═════ ENTRIES SHOWN
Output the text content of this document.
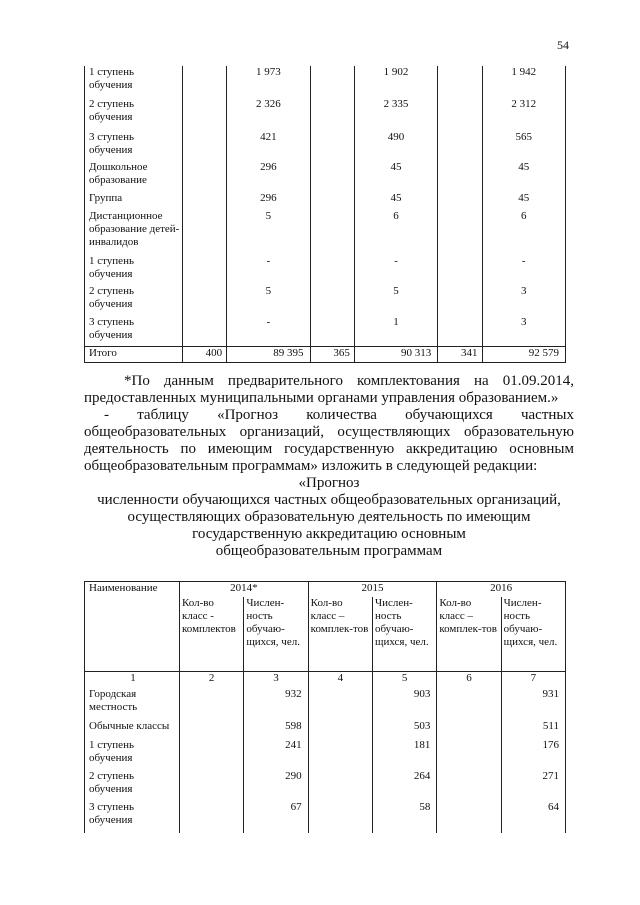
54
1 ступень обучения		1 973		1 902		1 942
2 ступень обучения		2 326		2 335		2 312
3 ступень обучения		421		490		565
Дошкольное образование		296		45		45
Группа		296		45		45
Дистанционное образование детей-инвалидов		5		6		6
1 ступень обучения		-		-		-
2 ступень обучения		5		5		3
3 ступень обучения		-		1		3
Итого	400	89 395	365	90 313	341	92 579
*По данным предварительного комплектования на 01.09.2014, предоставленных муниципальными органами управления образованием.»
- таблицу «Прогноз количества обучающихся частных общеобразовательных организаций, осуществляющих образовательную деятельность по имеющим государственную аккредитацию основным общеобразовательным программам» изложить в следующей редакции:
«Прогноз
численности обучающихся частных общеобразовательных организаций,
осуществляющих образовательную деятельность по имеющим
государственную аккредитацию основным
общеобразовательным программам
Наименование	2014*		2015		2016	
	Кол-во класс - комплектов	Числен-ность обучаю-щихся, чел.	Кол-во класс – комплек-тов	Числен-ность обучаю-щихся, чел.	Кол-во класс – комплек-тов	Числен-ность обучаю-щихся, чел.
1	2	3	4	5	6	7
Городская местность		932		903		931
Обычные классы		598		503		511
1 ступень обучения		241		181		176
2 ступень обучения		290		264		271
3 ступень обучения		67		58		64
══════════
WORK TO COMPLETE |
Check each line of the entries above for the word "ступень". List the ones that have it.

SOLUTION FOR THIS PROBLEM |
1 ступень обучения		1 973		1 902		1 942
2 ступень обучения		2 326		2 335		2 312
3 ступень обучения		421		490		565
1 ступень обучения		-		-		-
2 ступень обучения		5		5		3
3 ступень обучения		-		1		3
1 ступень обучения		241		181		176
2 ступень обучения		290		264		271
3 ступень обучения		67		58		64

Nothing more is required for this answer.